Task goal → Tally the lines that contain the string "full" and state that total without comment.

Some records →
· · · · · · ·

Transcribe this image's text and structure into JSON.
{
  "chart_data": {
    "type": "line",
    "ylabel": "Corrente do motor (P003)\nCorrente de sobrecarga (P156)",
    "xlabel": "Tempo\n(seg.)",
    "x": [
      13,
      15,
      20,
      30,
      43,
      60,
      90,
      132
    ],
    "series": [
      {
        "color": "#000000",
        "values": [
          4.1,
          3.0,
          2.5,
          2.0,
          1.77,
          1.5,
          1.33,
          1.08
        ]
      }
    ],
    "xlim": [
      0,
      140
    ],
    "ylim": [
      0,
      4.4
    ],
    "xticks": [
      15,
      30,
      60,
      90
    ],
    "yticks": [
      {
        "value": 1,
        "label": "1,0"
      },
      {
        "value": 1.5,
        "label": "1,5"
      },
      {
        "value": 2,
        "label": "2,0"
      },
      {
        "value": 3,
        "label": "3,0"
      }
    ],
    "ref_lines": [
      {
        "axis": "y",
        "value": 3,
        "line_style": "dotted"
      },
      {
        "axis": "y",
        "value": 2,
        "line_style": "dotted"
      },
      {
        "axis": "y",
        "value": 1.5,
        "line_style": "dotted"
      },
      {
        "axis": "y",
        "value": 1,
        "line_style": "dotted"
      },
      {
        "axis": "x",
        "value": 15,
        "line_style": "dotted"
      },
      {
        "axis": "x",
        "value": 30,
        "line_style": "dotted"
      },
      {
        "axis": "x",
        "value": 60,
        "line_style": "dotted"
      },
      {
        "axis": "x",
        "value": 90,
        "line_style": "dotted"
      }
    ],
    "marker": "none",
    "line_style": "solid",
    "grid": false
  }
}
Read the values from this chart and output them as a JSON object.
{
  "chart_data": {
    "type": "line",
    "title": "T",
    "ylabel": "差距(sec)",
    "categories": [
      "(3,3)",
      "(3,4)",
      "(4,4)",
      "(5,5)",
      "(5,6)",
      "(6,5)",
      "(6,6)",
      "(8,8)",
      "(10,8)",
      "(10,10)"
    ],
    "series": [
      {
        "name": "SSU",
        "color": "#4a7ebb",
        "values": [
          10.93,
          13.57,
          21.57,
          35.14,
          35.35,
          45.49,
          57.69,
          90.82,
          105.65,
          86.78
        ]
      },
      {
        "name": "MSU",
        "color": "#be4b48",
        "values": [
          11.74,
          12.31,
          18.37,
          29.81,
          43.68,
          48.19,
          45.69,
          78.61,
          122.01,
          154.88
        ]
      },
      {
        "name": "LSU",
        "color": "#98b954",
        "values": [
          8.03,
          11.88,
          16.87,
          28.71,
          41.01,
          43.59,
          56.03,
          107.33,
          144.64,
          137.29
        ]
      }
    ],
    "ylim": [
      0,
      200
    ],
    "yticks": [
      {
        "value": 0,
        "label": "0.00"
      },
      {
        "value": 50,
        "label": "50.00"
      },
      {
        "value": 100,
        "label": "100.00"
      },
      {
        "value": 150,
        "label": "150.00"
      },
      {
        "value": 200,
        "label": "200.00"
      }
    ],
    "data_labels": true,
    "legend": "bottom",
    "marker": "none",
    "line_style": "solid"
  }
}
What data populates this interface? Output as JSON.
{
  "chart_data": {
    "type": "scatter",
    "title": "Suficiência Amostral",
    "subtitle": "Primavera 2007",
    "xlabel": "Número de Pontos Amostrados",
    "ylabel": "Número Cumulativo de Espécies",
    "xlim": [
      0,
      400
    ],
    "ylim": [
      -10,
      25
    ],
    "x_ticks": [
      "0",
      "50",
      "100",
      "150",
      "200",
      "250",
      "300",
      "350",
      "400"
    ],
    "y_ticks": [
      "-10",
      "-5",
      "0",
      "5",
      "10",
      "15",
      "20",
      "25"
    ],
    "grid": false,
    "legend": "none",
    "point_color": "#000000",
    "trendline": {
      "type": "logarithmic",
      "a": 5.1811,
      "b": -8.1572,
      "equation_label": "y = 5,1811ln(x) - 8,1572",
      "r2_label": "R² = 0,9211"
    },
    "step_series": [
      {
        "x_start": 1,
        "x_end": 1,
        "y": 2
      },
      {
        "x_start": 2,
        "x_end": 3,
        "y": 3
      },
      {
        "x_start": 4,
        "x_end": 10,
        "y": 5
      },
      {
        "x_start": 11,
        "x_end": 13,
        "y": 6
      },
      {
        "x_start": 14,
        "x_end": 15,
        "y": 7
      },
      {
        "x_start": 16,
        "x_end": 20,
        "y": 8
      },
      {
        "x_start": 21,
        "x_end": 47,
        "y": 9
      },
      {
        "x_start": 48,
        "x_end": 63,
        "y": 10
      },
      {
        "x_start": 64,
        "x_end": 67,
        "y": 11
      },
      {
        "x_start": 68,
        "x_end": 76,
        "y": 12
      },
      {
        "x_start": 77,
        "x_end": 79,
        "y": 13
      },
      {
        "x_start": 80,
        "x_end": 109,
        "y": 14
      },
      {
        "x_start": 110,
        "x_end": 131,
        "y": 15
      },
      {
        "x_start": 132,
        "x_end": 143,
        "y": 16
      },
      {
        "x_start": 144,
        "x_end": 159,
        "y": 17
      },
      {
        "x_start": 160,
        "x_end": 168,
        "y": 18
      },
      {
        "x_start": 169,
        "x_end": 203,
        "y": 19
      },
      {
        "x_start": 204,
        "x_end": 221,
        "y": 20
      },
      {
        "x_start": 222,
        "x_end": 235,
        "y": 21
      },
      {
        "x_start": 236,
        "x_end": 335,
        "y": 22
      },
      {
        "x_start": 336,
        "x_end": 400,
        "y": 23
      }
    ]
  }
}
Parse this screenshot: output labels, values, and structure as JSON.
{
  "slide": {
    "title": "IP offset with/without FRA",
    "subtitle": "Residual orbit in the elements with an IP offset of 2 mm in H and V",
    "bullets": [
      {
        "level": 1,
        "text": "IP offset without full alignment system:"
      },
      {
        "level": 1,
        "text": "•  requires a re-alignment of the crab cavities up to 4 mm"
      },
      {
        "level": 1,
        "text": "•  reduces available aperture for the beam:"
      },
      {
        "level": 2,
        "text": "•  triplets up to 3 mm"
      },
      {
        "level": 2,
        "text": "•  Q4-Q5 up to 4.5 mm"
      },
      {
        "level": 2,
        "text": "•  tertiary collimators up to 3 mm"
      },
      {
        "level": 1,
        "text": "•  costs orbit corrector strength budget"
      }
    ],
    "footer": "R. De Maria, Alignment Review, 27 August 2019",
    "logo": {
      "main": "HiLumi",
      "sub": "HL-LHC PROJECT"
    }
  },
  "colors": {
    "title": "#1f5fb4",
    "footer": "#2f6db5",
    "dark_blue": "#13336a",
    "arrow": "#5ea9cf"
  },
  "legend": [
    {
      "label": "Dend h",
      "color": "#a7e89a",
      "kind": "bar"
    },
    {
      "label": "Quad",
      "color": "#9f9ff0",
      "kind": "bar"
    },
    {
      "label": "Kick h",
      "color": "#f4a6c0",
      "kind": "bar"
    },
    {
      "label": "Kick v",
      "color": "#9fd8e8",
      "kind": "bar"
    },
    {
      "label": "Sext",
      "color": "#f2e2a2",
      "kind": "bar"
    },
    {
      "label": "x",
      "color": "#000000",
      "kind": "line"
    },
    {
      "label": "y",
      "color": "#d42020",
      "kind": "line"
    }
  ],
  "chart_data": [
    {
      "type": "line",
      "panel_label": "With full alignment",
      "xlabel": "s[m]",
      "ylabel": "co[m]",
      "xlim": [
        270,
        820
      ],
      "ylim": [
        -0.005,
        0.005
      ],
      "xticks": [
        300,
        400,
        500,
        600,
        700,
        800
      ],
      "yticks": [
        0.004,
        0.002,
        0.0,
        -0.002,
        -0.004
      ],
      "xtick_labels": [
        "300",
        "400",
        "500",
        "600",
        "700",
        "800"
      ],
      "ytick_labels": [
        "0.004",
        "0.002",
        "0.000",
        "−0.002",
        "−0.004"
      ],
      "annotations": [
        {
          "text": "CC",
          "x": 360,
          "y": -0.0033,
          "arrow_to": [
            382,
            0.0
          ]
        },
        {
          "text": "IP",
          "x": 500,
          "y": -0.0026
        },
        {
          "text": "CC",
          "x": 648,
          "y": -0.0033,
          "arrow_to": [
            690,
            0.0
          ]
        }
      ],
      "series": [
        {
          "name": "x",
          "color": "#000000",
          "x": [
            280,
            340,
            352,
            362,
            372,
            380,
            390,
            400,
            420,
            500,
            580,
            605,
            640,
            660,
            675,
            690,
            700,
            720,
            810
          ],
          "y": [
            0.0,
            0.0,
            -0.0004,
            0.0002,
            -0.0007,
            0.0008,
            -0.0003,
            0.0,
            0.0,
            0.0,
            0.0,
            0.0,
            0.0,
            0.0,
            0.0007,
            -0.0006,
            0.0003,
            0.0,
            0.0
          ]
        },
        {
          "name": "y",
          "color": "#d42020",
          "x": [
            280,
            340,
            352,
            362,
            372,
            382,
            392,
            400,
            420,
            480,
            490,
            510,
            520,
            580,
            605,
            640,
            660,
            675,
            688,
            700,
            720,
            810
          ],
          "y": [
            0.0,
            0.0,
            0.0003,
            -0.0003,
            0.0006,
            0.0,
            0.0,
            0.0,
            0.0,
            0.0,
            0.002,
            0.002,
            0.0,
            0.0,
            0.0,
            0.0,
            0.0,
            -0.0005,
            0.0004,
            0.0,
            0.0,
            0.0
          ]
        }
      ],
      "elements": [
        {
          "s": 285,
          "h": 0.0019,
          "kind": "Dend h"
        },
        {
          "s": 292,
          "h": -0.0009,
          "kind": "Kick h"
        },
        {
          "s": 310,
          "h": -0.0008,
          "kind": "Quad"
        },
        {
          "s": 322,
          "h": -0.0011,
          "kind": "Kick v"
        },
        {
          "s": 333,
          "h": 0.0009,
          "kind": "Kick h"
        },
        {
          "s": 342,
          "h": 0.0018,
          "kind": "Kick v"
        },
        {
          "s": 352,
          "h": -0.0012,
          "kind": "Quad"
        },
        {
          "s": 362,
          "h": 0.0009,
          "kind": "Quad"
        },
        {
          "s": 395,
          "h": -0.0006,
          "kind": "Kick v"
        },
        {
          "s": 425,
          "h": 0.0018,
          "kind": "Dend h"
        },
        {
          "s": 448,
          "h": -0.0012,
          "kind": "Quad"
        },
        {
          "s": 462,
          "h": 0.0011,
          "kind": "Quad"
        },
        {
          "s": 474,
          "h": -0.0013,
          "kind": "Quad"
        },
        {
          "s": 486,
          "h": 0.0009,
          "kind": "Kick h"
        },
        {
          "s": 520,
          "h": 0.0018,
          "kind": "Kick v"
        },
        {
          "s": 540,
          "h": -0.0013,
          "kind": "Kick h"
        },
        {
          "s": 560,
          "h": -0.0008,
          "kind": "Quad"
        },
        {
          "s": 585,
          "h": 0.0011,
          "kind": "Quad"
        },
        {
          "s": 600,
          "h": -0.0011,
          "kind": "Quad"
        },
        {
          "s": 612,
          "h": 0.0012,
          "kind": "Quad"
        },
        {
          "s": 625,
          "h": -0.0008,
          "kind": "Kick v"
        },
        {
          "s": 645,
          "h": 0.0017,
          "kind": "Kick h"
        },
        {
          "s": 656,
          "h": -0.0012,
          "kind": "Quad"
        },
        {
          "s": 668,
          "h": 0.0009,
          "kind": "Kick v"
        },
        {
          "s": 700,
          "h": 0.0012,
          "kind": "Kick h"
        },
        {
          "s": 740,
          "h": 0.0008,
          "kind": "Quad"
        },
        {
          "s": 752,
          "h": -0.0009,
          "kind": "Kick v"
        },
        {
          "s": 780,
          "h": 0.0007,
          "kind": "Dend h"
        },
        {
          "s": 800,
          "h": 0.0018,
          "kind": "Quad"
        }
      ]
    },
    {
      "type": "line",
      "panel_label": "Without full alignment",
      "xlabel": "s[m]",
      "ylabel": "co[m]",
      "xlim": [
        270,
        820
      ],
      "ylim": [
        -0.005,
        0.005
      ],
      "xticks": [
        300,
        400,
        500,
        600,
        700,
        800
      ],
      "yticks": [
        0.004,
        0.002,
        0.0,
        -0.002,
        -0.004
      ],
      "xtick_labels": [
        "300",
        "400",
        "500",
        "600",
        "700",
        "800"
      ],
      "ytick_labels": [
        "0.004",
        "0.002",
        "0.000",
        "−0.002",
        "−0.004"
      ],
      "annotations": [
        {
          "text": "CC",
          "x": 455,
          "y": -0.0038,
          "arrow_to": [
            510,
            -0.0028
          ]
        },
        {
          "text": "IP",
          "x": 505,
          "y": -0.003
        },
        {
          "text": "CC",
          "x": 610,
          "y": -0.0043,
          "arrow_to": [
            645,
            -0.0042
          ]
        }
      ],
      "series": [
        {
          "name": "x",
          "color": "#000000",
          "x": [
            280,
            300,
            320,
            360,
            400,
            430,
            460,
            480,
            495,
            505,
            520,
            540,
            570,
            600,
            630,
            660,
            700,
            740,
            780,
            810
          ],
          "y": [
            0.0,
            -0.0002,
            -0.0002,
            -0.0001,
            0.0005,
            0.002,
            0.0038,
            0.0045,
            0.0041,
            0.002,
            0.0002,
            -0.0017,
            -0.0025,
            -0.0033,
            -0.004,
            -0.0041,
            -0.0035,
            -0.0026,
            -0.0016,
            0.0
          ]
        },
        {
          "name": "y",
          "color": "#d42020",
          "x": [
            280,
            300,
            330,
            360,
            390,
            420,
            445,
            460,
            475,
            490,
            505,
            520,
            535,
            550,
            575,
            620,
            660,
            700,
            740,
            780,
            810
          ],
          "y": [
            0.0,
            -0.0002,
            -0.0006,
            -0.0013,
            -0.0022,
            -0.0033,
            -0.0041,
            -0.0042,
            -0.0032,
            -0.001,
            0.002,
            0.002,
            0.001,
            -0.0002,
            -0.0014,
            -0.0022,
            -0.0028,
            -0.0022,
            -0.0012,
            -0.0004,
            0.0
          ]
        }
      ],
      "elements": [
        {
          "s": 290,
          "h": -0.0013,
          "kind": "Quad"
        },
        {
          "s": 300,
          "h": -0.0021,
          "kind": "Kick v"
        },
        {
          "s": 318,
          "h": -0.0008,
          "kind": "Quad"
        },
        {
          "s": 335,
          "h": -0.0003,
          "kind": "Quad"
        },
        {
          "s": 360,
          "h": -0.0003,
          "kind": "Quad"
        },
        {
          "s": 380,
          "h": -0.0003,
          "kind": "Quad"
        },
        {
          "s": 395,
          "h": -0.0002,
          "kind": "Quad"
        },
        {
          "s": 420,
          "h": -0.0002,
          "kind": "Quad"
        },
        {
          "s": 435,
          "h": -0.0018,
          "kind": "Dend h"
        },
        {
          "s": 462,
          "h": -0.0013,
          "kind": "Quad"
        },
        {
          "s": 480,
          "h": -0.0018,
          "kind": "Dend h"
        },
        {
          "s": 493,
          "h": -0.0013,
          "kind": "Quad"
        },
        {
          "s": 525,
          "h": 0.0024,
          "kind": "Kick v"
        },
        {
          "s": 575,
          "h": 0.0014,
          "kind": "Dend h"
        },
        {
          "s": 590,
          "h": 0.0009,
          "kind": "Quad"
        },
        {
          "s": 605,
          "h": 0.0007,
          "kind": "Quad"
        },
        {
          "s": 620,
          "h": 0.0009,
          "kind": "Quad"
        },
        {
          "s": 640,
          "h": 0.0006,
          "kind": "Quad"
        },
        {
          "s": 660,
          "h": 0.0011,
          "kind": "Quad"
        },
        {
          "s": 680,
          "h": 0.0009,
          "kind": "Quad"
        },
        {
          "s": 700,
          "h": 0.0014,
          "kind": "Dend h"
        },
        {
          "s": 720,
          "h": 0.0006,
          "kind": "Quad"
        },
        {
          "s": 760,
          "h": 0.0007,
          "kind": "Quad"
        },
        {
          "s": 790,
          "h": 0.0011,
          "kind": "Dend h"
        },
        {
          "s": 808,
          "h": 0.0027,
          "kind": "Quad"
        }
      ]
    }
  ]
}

· · · · · · ·

Solved exercise → 3